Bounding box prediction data
-- Opening Marker --

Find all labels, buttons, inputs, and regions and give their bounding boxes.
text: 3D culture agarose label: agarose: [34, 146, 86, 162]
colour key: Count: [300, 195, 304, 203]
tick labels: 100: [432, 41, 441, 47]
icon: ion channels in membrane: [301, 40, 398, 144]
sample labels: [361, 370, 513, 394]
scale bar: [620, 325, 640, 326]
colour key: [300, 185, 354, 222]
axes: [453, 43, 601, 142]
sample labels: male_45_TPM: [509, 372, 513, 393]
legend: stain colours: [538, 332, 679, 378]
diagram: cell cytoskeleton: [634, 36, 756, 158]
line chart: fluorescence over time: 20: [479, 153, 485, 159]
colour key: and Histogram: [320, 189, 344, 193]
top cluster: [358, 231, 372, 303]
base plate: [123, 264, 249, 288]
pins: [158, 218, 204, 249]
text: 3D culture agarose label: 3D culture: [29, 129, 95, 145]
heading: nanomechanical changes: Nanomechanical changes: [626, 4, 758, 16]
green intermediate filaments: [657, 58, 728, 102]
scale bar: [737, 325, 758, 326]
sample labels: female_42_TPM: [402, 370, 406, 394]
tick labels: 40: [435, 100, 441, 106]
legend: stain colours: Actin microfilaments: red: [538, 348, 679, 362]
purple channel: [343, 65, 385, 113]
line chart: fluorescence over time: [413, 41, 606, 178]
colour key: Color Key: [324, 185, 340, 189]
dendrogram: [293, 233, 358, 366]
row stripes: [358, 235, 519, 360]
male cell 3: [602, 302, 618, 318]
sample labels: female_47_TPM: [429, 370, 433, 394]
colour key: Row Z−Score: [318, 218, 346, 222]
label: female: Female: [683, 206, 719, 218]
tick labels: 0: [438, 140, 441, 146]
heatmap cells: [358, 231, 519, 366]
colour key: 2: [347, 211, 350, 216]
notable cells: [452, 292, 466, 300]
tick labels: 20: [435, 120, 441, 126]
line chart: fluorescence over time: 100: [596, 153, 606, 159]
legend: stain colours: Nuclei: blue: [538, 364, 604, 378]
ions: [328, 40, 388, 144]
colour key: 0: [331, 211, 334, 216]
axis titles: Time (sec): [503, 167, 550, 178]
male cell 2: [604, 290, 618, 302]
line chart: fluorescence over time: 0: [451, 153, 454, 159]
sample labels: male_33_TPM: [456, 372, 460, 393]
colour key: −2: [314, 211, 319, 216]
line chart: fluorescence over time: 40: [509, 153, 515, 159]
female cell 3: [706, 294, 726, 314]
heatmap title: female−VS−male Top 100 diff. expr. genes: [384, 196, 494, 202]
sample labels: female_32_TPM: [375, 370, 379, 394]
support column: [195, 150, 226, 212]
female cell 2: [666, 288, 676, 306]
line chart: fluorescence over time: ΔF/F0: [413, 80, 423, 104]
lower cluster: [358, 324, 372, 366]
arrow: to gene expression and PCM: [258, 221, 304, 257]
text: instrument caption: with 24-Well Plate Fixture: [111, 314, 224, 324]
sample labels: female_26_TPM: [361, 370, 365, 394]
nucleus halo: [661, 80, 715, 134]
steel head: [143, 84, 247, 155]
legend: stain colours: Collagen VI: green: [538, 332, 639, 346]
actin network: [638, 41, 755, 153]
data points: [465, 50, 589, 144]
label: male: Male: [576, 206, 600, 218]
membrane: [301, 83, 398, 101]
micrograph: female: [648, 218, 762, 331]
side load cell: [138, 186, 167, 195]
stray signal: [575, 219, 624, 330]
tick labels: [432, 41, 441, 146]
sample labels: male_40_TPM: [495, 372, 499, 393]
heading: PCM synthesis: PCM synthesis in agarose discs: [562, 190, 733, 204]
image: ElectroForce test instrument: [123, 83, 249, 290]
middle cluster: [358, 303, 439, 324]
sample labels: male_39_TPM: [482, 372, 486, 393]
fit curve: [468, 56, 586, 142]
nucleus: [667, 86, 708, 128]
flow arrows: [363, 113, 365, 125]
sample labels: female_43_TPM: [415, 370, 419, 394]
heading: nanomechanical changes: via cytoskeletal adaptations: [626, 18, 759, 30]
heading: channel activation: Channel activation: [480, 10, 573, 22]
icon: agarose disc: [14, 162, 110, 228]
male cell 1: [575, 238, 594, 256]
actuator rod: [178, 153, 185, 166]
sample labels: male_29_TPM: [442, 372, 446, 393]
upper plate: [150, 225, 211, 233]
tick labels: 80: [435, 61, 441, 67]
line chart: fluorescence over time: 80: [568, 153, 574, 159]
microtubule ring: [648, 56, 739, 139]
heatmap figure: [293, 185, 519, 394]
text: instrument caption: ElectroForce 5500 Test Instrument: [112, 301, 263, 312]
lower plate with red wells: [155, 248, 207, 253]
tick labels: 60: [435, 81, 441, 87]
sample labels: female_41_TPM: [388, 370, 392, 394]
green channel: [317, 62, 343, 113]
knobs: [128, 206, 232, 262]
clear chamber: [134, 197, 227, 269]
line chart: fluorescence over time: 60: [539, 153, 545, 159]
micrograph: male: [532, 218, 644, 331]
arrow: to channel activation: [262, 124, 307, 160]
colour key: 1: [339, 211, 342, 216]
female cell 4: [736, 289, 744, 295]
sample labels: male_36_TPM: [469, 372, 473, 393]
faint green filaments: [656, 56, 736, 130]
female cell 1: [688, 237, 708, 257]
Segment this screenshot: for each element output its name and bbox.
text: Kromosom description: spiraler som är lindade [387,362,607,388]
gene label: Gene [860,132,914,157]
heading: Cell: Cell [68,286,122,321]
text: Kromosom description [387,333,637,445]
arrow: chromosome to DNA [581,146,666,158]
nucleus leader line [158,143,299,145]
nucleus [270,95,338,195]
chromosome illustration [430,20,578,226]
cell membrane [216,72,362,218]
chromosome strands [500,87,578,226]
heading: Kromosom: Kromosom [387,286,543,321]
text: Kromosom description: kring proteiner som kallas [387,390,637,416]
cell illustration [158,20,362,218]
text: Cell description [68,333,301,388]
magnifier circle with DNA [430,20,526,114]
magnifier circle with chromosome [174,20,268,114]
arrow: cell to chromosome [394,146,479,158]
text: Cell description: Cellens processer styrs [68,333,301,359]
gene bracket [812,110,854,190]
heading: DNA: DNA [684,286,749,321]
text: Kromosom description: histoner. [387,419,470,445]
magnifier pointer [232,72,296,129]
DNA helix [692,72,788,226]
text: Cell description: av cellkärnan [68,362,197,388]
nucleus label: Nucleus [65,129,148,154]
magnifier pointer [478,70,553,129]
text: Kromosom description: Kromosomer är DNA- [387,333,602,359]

-- Closing Marker --

Tally the lines in this data that hold the word "pointer" and state only the count.

2